(Extracted records)
━━━━━━━━
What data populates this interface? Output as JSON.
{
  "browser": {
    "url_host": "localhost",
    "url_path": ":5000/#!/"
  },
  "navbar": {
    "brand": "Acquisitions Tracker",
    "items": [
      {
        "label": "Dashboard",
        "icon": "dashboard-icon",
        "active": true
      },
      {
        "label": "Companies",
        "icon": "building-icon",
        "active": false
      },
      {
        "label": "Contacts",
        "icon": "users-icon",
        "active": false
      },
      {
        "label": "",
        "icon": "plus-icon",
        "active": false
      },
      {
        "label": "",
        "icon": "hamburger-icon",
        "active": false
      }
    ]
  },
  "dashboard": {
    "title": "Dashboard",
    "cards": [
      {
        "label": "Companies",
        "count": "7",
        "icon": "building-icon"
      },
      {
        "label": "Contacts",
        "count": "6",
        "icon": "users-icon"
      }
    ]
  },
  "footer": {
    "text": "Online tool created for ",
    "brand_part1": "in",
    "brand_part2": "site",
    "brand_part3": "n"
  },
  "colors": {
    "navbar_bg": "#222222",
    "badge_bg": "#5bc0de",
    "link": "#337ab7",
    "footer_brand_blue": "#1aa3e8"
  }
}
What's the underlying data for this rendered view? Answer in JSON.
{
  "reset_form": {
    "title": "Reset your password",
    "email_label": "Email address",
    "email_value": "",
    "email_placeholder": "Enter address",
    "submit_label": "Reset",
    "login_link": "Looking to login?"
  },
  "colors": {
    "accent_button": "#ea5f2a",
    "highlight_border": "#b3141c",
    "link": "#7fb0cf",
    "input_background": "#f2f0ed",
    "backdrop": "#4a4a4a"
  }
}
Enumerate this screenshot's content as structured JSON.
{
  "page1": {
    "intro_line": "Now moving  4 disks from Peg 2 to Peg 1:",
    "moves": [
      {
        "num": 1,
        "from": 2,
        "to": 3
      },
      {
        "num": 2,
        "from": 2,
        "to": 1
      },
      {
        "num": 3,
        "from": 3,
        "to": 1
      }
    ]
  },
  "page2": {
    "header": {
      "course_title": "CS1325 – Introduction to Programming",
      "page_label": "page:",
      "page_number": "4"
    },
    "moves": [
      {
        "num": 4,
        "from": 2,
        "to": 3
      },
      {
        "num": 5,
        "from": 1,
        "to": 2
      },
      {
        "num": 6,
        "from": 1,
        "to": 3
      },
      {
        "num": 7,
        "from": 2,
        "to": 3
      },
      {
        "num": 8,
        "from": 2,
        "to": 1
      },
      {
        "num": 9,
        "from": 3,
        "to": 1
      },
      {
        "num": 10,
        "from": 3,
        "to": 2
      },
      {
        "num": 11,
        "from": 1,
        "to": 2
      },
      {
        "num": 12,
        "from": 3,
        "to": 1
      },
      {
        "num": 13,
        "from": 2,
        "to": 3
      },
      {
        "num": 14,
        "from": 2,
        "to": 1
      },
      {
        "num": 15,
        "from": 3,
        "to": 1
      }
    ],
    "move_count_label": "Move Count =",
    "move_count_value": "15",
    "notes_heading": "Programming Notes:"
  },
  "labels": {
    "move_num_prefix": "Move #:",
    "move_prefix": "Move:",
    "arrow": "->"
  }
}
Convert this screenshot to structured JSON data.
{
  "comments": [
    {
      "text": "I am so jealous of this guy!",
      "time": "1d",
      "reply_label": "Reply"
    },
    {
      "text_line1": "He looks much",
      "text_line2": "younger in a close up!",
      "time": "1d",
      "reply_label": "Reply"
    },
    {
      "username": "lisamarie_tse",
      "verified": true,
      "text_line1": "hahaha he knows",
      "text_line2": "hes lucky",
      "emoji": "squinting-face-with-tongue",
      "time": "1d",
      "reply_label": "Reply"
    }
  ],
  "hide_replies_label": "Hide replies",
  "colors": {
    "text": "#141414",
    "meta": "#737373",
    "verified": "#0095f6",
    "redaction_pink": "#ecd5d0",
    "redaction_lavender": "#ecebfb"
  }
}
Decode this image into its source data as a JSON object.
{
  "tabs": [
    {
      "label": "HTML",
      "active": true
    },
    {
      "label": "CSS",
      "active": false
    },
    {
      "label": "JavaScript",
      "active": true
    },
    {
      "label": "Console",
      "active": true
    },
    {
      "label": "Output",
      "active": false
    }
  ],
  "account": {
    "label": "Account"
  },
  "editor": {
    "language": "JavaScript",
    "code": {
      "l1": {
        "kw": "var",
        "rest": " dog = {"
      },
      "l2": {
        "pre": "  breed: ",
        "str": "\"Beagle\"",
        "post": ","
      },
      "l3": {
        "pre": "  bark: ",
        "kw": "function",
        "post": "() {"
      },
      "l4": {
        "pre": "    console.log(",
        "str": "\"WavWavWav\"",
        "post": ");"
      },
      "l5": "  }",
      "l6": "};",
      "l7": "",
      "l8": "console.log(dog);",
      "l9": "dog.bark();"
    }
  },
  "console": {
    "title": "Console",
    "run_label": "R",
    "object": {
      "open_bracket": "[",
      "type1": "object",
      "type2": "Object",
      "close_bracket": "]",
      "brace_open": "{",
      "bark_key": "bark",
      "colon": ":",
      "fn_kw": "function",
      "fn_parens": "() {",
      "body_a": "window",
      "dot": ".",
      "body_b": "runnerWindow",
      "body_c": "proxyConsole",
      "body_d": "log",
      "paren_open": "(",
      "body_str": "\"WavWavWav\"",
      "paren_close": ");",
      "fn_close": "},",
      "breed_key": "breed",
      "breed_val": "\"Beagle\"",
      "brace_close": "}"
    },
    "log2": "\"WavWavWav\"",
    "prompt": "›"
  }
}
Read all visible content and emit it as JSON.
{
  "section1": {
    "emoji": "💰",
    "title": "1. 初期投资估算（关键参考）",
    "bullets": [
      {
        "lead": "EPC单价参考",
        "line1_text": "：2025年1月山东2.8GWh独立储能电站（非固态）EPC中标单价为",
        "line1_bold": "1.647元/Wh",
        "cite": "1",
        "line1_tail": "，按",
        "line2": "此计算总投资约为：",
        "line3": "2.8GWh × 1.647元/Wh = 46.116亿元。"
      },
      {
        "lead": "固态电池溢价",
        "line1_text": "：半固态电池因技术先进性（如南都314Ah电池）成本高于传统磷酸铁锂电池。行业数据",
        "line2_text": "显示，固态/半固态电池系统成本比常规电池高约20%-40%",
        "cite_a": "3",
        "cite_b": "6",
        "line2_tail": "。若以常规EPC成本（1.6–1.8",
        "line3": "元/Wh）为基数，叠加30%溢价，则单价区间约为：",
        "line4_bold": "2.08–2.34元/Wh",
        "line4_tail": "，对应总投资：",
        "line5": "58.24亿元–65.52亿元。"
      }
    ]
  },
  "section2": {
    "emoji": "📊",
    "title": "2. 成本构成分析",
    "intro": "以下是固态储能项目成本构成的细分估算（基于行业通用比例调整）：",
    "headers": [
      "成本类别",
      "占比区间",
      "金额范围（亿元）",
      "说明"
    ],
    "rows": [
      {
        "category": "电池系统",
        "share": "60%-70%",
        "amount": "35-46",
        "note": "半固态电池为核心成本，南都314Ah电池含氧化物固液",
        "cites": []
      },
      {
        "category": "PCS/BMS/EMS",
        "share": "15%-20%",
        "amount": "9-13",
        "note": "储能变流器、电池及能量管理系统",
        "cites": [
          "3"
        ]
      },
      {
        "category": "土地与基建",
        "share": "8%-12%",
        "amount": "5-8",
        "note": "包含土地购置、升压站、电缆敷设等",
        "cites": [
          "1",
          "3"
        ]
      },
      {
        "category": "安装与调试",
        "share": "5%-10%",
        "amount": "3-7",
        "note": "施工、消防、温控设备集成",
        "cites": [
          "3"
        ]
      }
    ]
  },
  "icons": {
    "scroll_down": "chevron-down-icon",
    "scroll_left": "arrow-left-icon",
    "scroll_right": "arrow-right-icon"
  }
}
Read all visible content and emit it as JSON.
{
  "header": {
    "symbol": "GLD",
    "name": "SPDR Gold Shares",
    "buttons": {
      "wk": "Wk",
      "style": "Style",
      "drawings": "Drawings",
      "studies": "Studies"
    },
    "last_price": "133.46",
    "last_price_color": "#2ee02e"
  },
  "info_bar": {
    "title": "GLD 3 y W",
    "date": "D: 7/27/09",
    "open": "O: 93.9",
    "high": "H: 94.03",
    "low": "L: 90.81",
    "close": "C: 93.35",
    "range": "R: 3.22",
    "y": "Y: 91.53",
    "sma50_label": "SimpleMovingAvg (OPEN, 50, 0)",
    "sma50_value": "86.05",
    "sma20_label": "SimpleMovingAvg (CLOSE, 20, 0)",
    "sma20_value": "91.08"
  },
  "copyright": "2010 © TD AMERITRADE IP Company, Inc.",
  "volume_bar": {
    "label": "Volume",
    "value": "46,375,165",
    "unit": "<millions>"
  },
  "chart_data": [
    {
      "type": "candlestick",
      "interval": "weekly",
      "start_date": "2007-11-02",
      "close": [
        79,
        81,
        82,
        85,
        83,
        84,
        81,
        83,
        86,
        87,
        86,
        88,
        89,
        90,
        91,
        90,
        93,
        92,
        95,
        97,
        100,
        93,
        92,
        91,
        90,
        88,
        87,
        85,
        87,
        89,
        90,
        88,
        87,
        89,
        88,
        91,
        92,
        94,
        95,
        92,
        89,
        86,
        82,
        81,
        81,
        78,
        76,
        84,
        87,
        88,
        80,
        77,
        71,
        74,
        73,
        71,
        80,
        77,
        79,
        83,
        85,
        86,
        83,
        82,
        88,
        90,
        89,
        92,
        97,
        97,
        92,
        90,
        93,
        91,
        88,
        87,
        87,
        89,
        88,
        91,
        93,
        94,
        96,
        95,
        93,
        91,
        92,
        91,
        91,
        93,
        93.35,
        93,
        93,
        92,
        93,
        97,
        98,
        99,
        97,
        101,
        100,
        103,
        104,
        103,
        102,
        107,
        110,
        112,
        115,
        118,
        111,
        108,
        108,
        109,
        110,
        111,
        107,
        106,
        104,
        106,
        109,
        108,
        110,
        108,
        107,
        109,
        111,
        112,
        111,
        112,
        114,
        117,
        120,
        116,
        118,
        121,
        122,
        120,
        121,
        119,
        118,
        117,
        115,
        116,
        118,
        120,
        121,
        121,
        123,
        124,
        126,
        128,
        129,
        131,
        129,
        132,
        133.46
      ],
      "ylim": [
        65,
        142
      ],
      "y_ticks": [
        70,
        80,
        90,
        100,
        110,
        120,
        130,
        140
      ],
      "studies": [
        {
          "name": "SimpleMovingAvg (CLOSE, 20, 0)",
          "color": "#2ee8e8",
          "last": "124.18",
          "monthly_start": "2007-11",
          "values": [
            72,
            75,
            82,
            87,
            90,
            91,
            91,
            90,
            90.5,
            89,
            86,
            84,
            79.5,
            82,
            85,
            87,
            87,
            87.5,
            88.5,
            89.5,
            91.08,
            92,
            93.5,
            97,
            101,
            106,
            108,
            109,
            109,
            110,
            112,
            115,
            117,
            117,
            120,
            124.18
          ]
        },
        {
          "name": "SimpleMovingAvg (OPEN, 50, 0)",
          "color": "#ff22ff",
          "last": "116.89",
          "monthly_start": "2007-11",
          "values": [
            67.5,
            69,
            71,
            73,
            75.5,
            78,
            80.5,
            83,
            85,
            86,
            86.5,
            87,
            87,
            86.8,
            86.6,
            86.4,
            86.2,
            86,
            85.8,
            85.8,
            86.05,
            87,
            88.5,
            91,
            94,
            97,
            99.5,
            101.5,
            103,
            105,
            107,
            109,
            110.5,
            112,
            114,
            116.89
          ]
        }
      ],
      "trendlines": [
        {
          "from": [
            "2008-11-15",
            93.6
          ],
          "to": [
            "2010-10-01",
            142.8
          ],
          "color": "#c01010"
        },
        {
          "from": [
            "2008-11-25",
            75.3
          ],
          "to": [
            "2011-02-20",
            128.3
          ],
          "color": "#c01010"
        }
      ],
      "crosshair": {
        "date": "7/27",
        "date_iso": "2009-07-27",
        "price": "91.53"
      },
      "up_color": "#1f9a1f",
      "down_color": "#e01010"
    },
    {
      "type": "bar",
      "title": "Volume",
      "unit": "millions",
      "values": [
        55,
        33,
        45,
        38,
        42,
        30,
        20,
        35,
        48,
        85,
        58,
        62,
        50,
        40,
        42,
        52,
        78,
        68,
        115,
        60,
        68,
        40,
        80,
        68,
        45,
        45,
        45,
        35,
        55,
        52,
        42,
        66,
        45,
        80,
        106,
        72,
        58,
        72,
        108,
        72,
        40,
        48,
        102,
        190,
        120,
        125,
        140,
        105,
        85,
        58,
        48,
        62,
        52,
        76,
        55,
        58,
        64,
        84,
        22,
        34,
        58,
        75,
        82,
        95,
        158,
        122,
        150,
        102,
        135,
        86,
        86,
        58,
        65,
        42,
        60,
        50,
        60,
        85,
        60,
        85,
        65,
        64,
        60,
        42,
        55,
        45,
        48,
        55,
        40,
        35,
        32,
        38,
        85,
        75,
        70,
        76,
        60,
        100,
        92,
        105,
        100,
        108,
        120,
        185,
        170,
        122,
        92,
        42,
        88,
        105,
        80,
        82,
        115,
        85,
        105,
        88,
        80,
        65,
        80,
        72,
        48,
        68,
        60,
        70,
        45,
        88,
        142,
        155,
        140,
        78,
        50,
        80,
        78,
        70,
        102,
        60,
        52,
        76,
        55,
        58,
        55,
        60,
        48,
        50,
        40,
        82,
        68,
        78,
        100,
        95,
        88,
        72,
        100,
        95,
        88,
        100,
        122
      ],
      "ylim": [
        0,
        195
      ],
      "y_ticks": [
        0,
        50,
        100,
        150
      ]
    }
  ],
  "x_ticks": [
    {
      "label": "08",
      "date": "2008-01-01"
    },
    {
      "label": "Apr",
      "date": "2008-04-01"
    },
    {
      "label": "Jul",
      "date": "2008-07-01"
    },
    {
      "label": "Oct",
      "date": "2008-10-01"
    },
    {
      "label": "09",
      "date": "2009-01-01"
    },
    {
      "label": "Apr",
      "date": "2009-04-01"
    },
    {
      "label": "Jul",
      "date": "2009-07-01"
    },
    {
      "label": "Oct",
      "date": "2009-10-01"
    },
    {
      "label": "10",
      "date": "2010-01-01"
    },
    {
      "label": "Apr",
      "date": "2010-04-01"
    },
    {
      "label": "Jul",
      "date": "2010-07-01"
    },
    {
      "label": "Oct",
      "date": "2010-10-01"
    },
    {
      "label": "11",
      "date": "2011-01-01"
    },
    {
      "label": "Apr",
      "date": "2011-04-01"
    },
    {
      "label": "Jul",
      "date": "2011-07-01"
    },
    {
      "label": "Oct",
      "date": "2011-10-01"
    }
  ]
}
━━━━━━━━
■ TASK GOAL:
Pick out the lines that contain "JavaScript" and copy them.

■ ANSWER TO THIS TASK:
      "label": "JavaScript",
    "language": "JavaScript",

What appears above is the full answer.